- AIM OF THE EXERCISE -
Can you return, unchanged, the lines from the one containing "chevron-down-icon bbox=[1182, 53, 1199, 63]" through the one containing "chevron-down-icon bbox=[1261, 844, 1283, 857]", both of those included, and nothing else?

Start STORED RECORDS

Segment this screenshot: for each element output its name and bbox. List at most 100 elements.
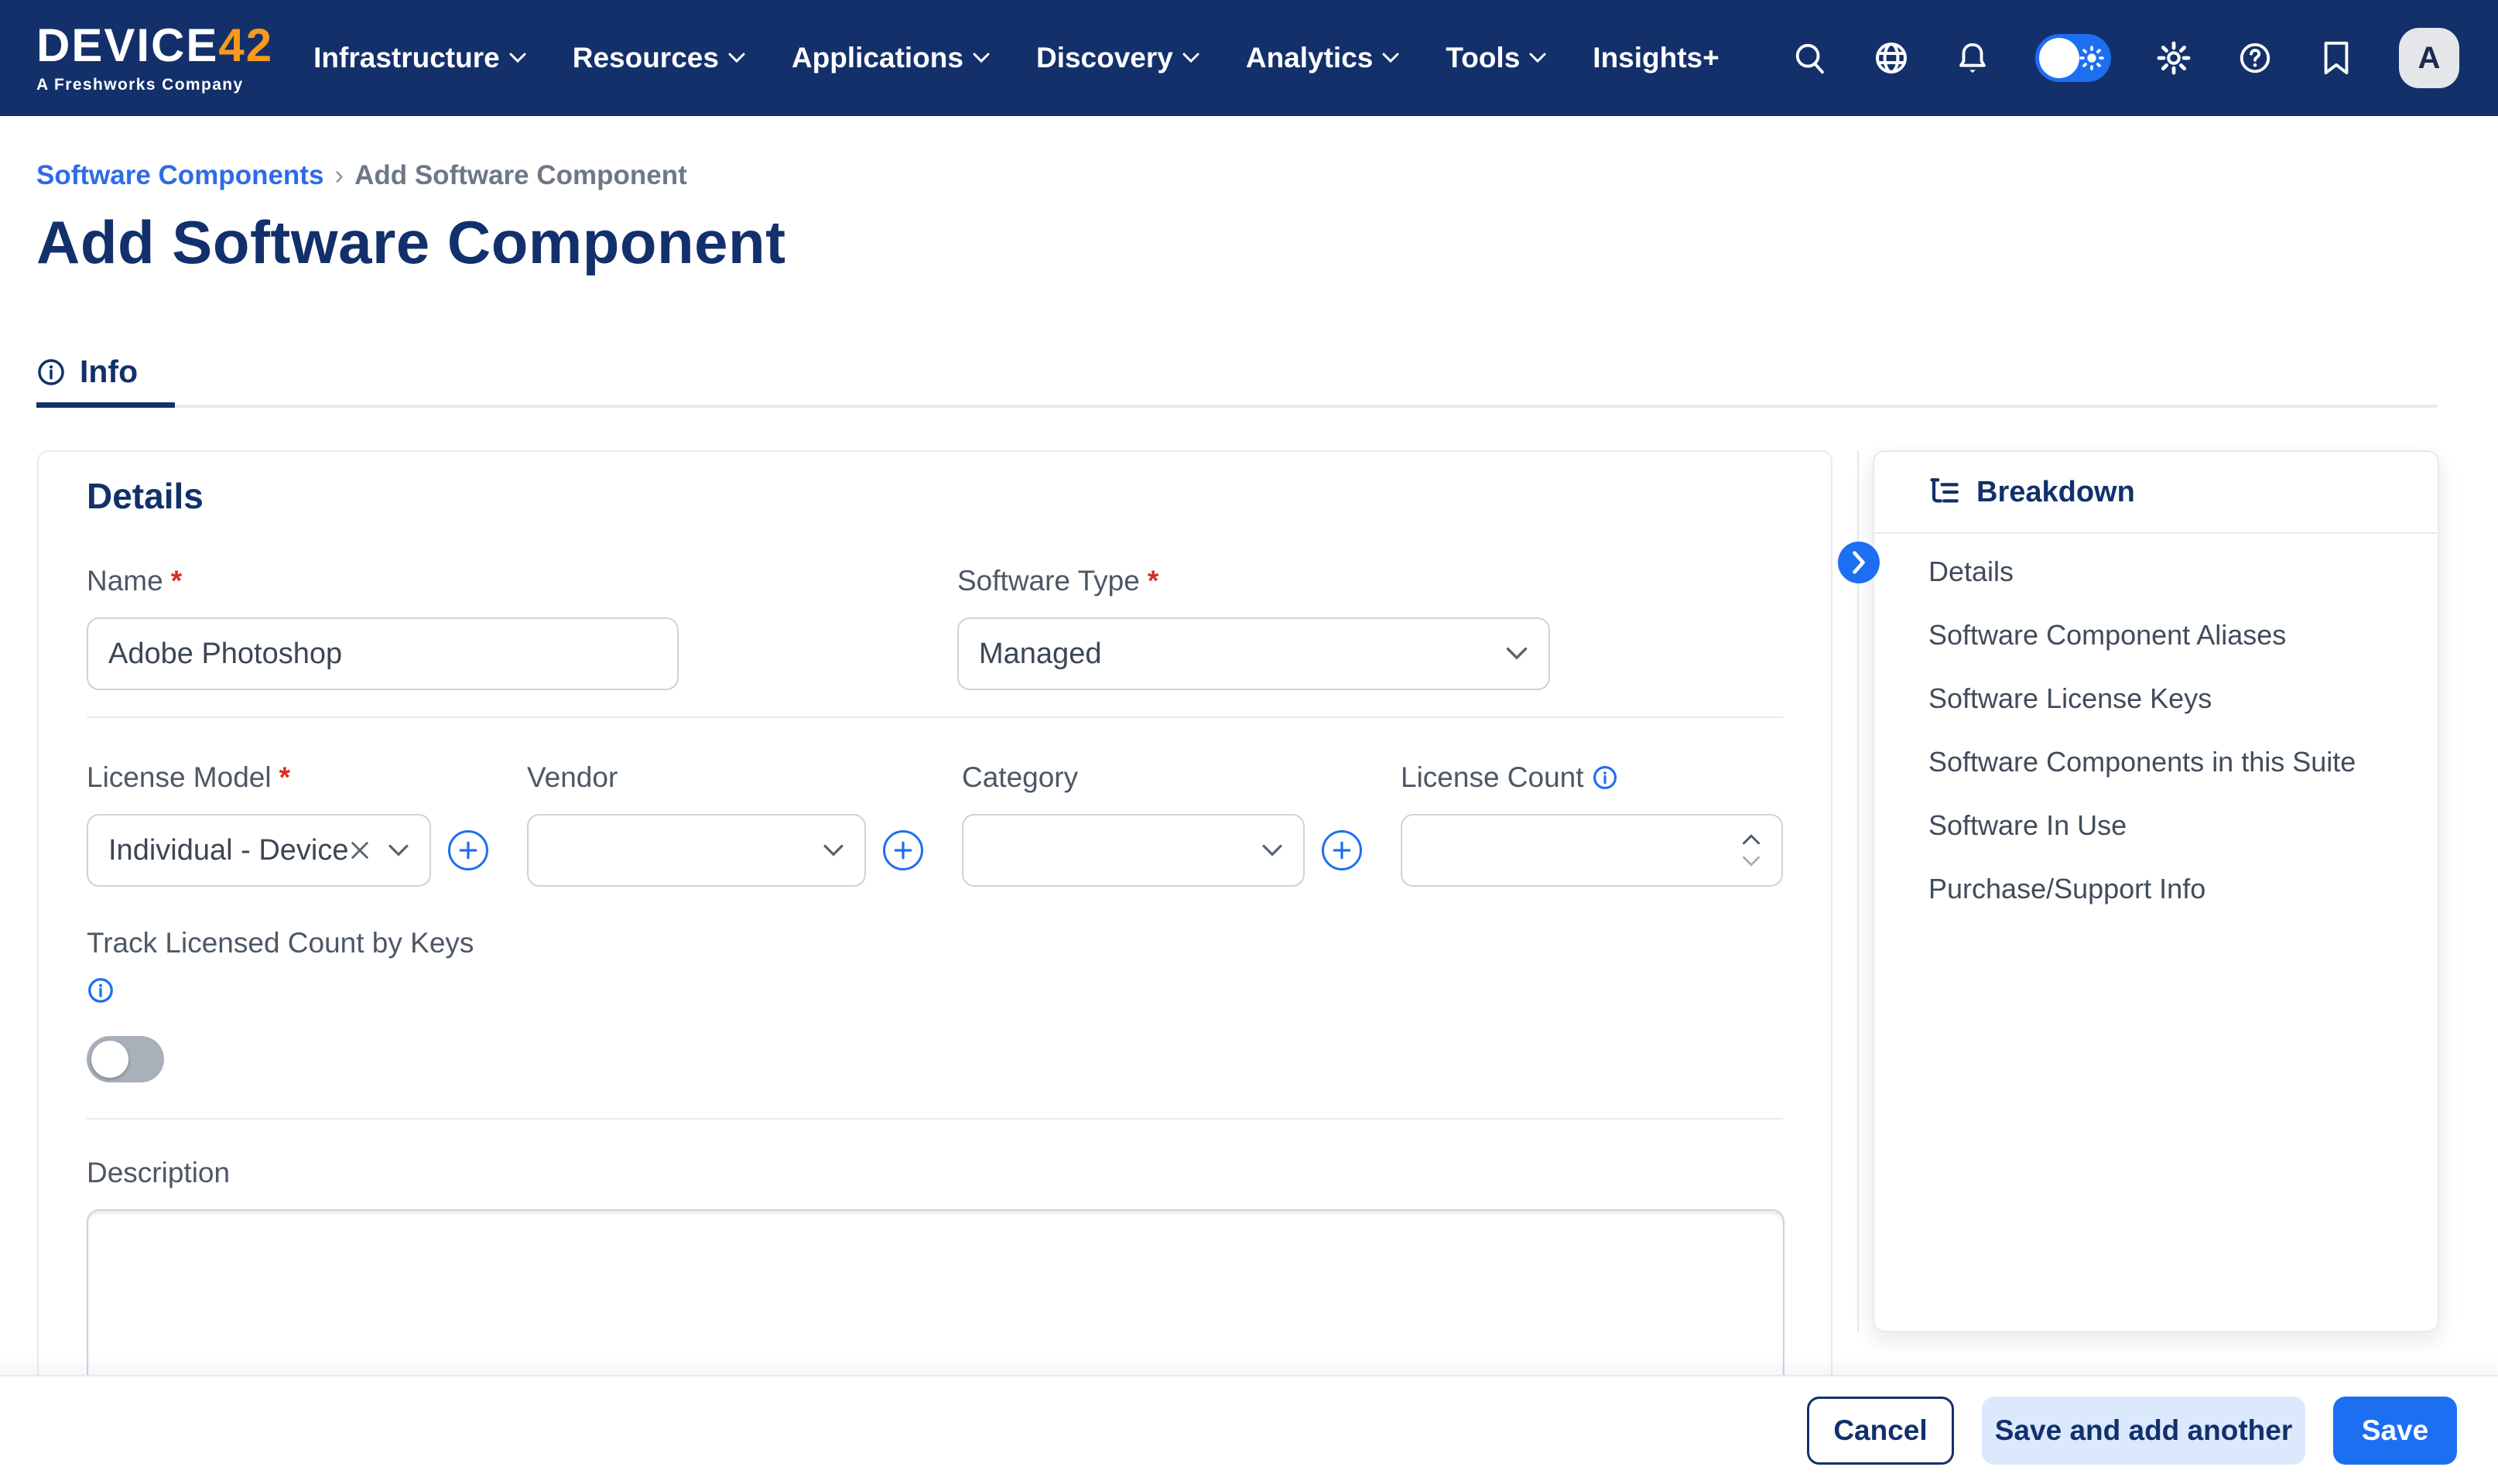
chevron-down-icon bbox=[1182, 53, 1199, 63]
form-row-2: License Model * Individual - Device Ve bbox=[87, 761, 1783, 887]
vendor-group: Vendor bbox=[527, 761, 923, 887]
chevron-down-icon bbox=[823, 844, 844, 857]
description-label: Description bbox=[87, 1157, 1783, 1189]
sun-icon bbox=[2079, 45, 2105, 71]
breakdown-item-in-use[interactable]: Software In Use bbox=[1874, 794, 2438, 857]
plus-icon bbox=[893, 840, 913, 860]
clear-x-icon[interactable] bbox=[349, 839, 371, 861]
license-model-group: License Model * Individual - Device bbox=[87, 761, 488, 887]
collapse-breakdown-button[interactable] bbox=[1838, 542, 1880, 583]
name-input[interactable] bbox=[87, 617, 679, 690]
software-type-field-block: Software Type * Managed bbox=[957, 565, 1550, 690]
breadcrumb-current: Add Software Component bbox=[354, 160, 687, 191]
track-keys-toggle[interactable] bbox=[87, 1036, 164, 1082]
save-button[interactable]: Save bbox=[2333, 1397, 2457, 1465]
logo-text: DEVICE42 bbox=[36, 22, 273, 69]
globe-icon[interactable] bbox=[1873, 39, 1910, 77]
add-license-model-button[interactable] bbox=[448, 830, 488, 870]
main-menu: Infrastructure Resources Applications Di… bbox=[313, 42, 1720, 74]
chevron-down-icon bbox=[1382, 53, 1399, 63]
software-type-select[interactable]: Managed bbox=[957, 617, 1550, 690]
cancel-button[interactable]: Cancel bbox=[1807, 1397, 1954, 1465]
theme-toggle-knob bbox=[2039, 38, 2079, 78]
tab-info[interactable]: Info bbox=[36, 341, 175, 408]
bookmark-icon[interactable] bbox=[2318, 39, 2355, 77]
settings-gear-icon[interactable] bbox=[2155, 39, 2192, 77]
section-title-details: Details bbox=[87, 475, 1783, 517]
breadcrumb: Software Components › Add Software Compo… bbox=[36, 160, 687, 191]
breadcrumb-separator: › bbox=[334, 160, 344, 191]
avatar-letter: A bbox=[2418, 41, 2441, 76]
top-navbar: DEVICE42 A Freshworks Company Infrastruc… bbox=[0, 0, 2498, 116]
device42-logo[interactable]: DEVICE42 A Freshworks Company bbox=[36, 22, 273, 94]
breakdown-header: Breakdown bbox=[1874, 452, 2438, 534]
software-type-label: Software Type * bbox=[957, 565, 1550, 597]
section-divider bbox=[87, 716, 1783, 718]
chevron-down-icon bbox=[1261, 844, 1283, 857]
details-card: Details Name * Software Type * Managed bbox=[37, 450, 1832, 1484]
plus-icon bbox=[458, 840, 478, 860]
breakdown-list: Details Software Component Aliases Softw… bbox=[1874, 534, 2438, 921]
breakdown-item-suite[interactable]: Software Components in this Suite bbox=[1874, 730, 2438, 794]
theme-toggle[interactable] bbox=[2035, 34, 2111, 82]
logo-device: DEVIC bbox=[36, 19, 186, 71]
info-icon bbox=[36, 357, 66, 387]
chevron-down-icon bbox=[973, 53, 990, 63]
menu-insights[interactable]: Insights+ bbox=[1593, 42, 1719, 74]
name-field-block: Name * bbox=[87, 565, 679, 690]
category-group: Category bbox=[962, 761, 1362, 887]
menu-tools[interactable]: Tools bbox=[1446, 42, 1546, 74]
add-category-button[interactable] bbox=[1322, 830, 1362, 870]
info-icon[interactable] bbox=[1592, 764, 1618, 791]
required-asterisk: * bbox=[171, 565, 182, 597]
breakdown-tree-icon bbox=[1928, 476, 1961, 508]
name-label: Name * bbox=[87, 565, 679, 597]
vendor-label: Vendor bbox=[527, 761, 866, 794]
breakdown-item-license-keys[interactable]: Software License Keys bbox=[1874, 667, 2438, 730]
spinner-up-icon[interactable] bbox=[1741, 833, 1761, 845]
license-model-label: License Model * bbox=[87, 761, 431, 794]
help-icon[interactable] bbox=[2236, 39, 2274, 77]
breadcrumb-parent-link[interactable]: Software Components bbox=[36, 160, 323, 191]
license-count-input[interactable] bbox=[1401, 814, 1783, 887]
menu-applications[interactable]: Applications bbox=[792, 42, 990, 74]
form-row-1: Name * Software Type * Managed bbox=[87, 565, 1783, 690]
breakdown-panel: Breakdown Details Software Component Ali… bbox=[1873, 450, 2439, 1332]
license-model-select[interactable]: Individual - Device bbox=[87, 814, 431, 887]
notifications-bell-icon[interactable] bbox=[1954, 39, 1991, 77]
menu-analytics[interactable]: Analytics bbox=[1246, 42, 1400, 74]
chevron-down-icon bbox=[509, 53, 526, 63]
logo-tagline: A Freshworks Company bbox=[36, 76, 273, 94]
category-select[interactable] bbox=[962, 814, 1305, 887]
track-keys-label: Track Licensed Count by Keys bbox=[87, 927, 1783, 959]
category-label: Category bbox=[962, 761, 1305, 794]
menu-resources[interactable]: Resources bbox=[573, 42, 745, 74]
chevron-down-icon bbox=[1505, 647, 1528, 661]
action-footer: Cancel Save and add another Save bbox=[0, 1375, 2498, 1484]
track-keys-block: Track Licensed Count by Keys bbox=[87, 927, 1783, 1082]
logo-42: 42 bbox=[218, 19, 273, 71]
menu-infrastructure[interactable]: Infrastructure bbox=[313, 42, 526, 74]
user-avatar[interactable]: A bbox=[2399, 28, 2459, 88]
breakdown-item-aliases[interactable]: Software Component Aliases bbox=[1874, 604, 2438, 667]
breakdown-item-purchase[interactable]: Purchase/Support Info bbox=[1874, 857, 2438, 921]
section-divider bbox=[87, 1118, 1783, 1120]
search-icon[interactable] bbox=[1791, 39, 1829, 77]
breakdown-item-details[interactable]: Details bbox=[1874, 540, 2438, 604]
license-count-label: License Count bbox=[1401, 761, 1783, 794]
chevron-down-icon bbox=[1529, 53, 1546, 63]
plus-icon bbox=[1332, 840, 1352, 860]
chevron-down-icon bbox=[728, 53, 745, 63]
vendor-select[interactable] bbox=[527, 814, 866, 887]
required-asterisk: * bbox=[1148, 565, 1158, 597]
toggle-knob bbox=[91, 1041, 128, 1078]
info-icon[interactable] bbox=[87, 976, 115, 1004]
add-vendor-button[interactable] bbox=[883, 830, 923, 870]
menu-discovery[interactable]: Discovery bbox=[1036, 42, 1199, 74]
number-spinner bbox=[1741, 833, 1761, 867]
chevron-right-icon bbox=[1850, 551, 1867, 574]
required-asterisk: * bbox=[279, 761, 290, 794]
spinner-down-icon[interactable] bbox=[1741, 856, 1761, 867]
save-and-add-another-button[interactable]: Save and add another bbox=[1982, 1397, 2305, 1465]
chevron-down-icon bbox=[388, 844, 409, 857]
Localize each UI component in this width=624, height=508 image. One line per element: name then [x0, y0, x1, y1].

End STORED RECORDS

- SOLUTION FOR THIS PROBLEM -
chevron-down-icon bbox=[1182, 53, 1199, 63]
form-row-2: License Model * Individual - Device Ve bbox=[87, 761, 1783, 887]
vendor-group: Vendor bbox=[527, 761, 923, 887]
chevron-down-icon bbox=[823, 844, 844, 857]
description-label: Description bbox=[87, 1157, 1783, 1189]
sun-icon bbox=[2079, 45, 2105, 71]
breakdown-item-in-use[interactable]: Software In Use bbox=[1874, 794, 2438, 857]
plus-icon bbox=[893, 840, 913, 860]
clear-x-icon[interactable] bbox=[349, 839, 371, 861]
license-model-group: License Model * Individual - Device bbox=[87, 761, 488, 887]
collapse-breakdown-button[interactable] bbox=[1838, 542, 1880, 583]
name-input[interactable] bbox=[87, 617, 679, 690]
software-type-field-block: Software Type * Managed bbox=[957, 565, 1550, 690]
breadcrumb-current: Add Software Component bbox=[354, 160, 687, 191]
track-keys-toggle[interactable] bbox=[87, 1036, 164, 1082]
save-button[interactable]: Save bbox=[2333, 1397, 2457, 1465]
logo-text: DEVICE42 bbox=[36, 22, 273, 69]
globe-icon[interactable] bbox=[1873, 39, 1910, 77]
add-license-model-button[interactable] bbox=[448, 830, 488, 870]
main-menu: Infrastructure Resources Applications Di… bbox=[313, 42, 1720, 74]
chevron-down-icon bbox=[1382, 53, 1399, 63]
software-type-select[interactable]: Managed bbox=[957, 617, 1550, 690]
cancel-button[interactable]: Cancel bbox=[1807, 1397, 1954, 1465]
theme-toggle-knob bbox=[2039, 38, 2079, 78]
tab-info[interactable]: Info bbox=[36, 341, 175, 408]
bookmark-icon[interactable] bbox=[2318, 39, 2355, 77]
settings-gear-icon[interactable] bbox=[2155, 39, 2192, 77]
section-title-details: Details bbox=[87, 475, 1783, 517]
breadcrumb: Software Components › Add Software Compo… bbox=[36, 160, 687, 191]
breadcrumb-separator: › bbox=[334, 160, 344, 191]
avatar-letter: A bbox=[2418, 41, 2441, 76]
top-navbar: DEVICE42 A Freshworks Company Infrastruc… bbox=[0, 0, 2498, 116]
device42-logo[interactable]: DEVICE42 A Freshworks Company bbox=[36, 22, 273, 94]
breakdown-header: Breakdown bbox=[1874, 452, 2438, 534]
software-type-label: Software Type * bbox=[957, 565, 1550, 597]
section-divider bbox=[87, 716, 1783, 718]
chevron-down-icon bbox=[1261, 844, 1283, 857]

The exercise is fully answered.